(Dataset entries)

-- begin --

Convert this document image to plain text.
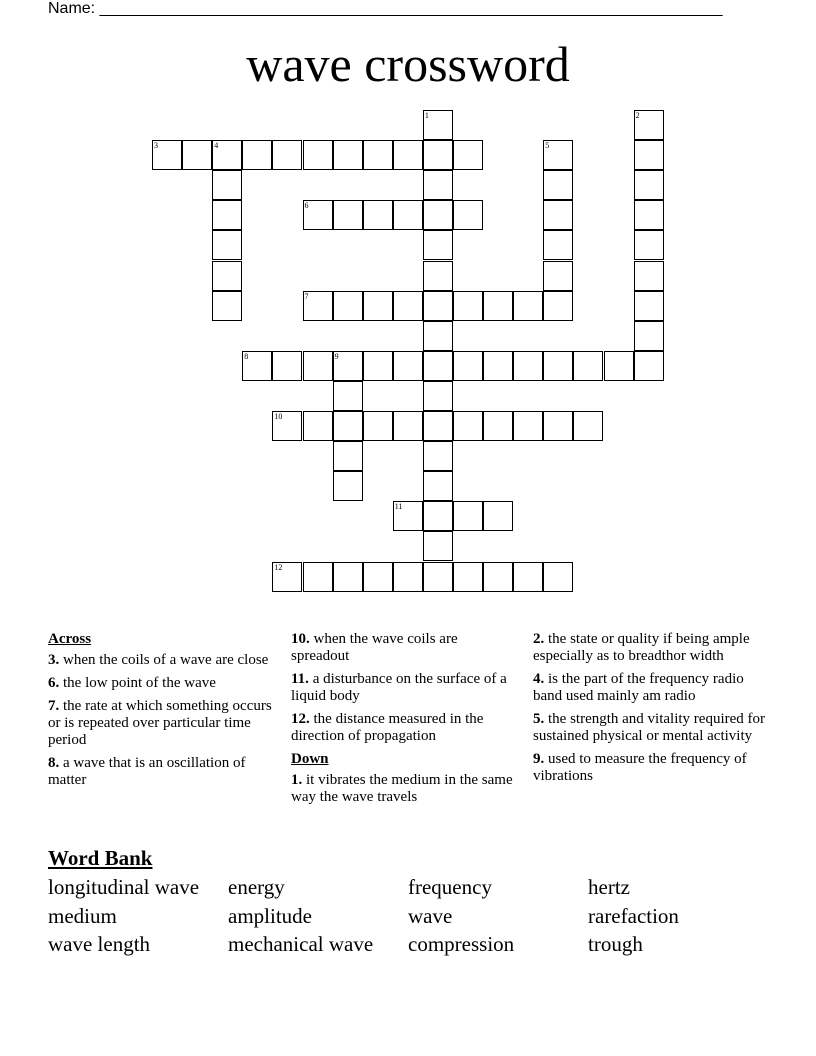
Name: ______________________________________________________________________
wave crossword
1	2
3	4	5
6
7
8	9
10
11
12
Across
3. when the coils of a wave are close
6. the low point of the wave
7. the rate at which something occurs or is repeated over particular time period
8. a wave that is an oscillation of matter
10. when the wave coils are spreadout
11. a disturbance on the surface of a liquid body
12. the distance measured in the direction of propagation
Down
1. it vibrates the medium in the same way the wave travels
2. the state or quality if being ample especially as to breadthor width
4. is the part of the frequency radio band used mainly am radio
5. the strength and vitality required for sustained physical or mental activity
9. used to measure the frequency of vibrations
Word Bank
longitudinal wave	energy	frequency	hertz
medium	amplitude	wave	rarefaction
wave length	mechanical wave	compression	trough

-- end --

The exercise —
Every record above should be written out again exactly; the pictures stay out of the copy.

Output below —
Convert this document image to plain text.
Name: ______________________________________________________________________
wave crossword
1	2
3	4	5
6
7
8	9
10
11
12
Across
3. when the coils of a wave are close
6. the low point of the wave
7. the rate at which something occurs or is repeated over particular time period
8. a wave that is an oscillation of matter
10. when the wave coils are spreadout
11. a disturbance on the surface of a liquid body
12. the distance measured in the direction of propagation
Down
1. it vibrates the medium in the same way the wave travels
2. the state or quality if being ample especially as to breadthor width
4. is the part of the frequency radio band used mainly am radio
5. the strength and vitality required for sustained physical or mental activity
9. used to measure the frequency of vibrations
Word Bank
longitudinal wave	energy	frequency	hertz
medium	amplitude	wave	rarefaction
wave length	mechanical wave	compression	trough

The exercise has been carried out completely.